─── RECORDS PROVIDED ───

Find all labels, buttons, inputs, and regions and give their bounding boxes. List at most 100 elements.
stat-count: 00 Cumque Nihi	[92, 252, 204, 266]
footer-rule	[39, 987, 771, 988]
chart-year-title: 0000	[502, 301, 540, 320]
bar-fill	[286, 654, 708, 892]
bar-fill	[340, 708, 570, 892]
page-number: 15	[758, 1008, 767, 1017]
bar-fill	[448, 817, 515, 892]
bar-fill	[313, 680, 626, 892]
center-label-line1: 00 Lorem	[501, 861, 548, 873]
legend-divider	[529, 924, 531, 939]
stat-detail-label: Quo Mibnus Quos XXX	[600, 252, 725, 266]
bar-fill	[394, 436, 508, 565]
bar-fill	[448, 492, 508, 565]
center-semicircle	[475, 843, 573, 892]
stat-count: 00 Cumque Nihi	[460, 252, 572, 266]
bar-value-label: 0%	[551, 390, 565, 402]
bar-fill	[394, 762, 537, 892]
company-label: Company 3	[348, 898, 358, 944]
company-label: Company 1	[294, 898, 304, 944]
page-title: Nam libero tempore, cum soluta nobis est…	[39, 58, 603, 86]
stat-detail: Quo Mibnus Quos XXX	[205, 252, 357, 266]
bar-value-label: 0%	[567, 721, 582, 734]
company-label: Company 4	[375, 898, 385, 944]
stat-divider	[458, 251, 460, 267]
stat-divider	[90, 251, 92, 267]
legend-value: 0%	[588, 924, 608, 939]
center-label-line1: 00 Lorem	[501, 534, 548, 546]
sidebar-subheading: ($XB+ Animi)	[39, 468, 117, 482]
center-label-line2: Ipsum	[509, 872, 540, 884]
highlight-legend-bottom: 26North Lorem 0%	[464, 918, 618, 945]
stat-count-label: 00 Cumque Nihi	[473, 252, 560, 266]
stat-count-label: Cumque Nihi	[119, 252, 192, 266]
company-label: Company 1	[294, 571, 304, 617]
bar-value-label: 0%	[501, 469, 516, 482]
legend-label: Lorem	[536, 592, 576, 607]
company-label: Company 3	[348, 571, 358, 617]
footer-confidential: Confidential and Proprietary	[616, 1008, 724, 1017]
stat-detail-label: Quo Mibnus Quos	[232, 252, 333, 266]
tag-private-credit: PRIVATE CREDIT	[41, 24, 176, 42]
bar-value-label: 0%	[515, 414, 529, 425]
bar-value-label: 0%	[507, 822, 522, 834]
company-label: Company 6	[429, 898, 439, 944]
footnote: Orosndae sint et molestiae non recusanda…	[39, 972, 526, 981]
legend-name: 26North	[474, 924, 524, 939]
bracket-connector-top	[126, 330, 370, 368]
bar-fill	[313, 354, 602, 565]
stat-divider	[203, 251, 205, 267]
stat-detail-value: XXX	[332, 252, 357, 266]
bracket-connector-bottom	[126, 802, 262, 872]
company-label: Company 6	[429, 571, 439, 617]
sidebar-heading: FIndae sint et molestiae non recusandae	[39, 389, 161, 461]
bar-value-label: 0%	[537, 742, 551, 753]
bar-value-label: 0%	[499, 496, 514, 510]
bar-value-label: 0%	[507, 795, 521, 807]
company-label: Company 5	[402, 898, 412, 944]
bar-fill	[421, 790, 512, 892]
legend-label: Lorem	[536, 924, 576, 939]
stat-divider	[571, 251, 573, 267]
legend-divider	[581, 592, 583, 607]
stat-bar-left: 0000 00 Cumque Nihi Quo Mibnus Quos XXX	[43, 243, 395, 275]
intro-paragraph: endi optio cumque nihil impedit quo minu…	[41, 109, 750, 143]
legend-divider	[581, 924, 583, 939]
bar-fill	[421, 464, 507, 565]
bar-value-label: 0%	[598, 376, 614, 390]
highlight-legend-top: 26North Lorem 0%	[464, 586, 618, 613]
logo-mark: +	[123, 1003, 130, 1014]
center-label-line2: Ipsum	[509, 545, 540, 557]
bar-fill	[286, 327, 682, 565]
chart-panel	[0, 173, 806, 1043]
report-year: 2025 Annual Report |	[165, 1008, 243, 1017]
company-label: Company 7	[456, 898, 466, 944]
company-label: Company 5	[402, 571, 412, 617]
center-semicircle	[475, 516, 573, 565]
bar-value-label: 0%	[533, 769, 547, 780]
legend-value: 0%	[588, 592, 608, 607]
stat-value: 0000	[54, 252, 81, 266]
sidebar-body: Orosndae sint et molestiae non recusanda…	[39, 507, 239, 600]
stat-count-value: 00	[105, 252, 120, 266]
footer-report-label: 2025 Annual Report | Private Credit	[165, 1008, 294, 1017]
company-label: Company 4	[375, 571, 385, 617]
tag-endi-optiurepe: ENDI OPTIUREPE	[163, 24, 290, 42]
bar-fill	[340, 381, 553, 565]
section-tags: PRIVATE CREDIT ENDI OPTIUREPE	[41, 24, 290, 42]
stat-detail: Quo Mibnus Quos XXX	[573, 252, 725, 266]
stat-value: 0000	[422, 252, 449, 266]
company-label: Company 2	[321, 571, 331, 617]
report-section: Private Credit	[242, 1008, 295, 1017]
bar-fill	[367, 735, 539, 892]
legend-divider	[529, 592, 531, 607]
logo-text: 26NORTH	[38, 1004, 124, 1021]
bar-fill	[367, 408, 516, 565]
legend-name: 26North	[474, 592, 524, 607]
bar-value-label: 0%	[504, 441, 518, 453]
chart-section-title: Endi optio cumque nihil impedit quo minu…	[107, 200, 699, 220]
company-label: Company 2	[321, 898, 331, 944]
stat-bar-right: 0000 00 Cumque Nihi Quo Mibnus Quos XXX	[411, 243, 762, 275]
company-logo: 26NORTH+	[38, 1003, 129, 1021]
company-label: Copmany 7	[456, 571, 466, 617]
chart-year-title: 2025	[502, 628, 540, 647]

───

**EXERCISE REQUIREMENTS:**
Copy every line from the beginning of the entries down through the line containing "251, 92, 267]", including both of those lines.

**COMPLETED TASK:**
Find all labels, buttons, inputs, and regions and give their bounding boxes. List at most 100 elements.
stat-count: 00 Cumque Nihi	[92, 252, 204, 266]
footer-rule	[39, 987, 771, 988]
chart-year-title: 0000	[502, 301, 540, 320]
bar-fill	[286, 654, 708, 892]
bar-fill	[340, 708, 570, 892]
page-number: 15	[758, 1008, 767, 1017]
bar-fill	[448, 817, 515, 892]
bar-fill	[313, 680, 626, 892]
center-label-line1: 00 Lorem	[501, 861, 548, 873]
legend-divider	[529, 924, 531, 939]
stat-detail-label: Quo Mibnus Quos XXX	[600, 252, 725, 266]
bar-fill	[394, 436, 508, 565]
bar-fill	[448, 492, 508, 565]
center-semicircle	[475, 843, 573, 892]
stat-count: 00 Cumque Nihi	[460, 252, 572, 266]
bar-value-label: 0%	[551, 390, 565, 402]
bar-fill	[394, 762, 537, 892]
company-label: Company 3	[348, 898, 358, 944]
company-label: Company 1	[294, 898, 304, 944]
page-title: Nam libero tempore, cum soluta nobis est…	[39, 58, 603, 86]
stat-detail: Quo Mibnus Quos XXX	[205, 252, 357, 266]
bar-value-label: 0%	[567, 721, 582, 734]
company-label: Company 4	[375, 898, 385, 944]
stat-divider	[458, 251, 460, 267]
stat-divider	[90, 251, 92, 267]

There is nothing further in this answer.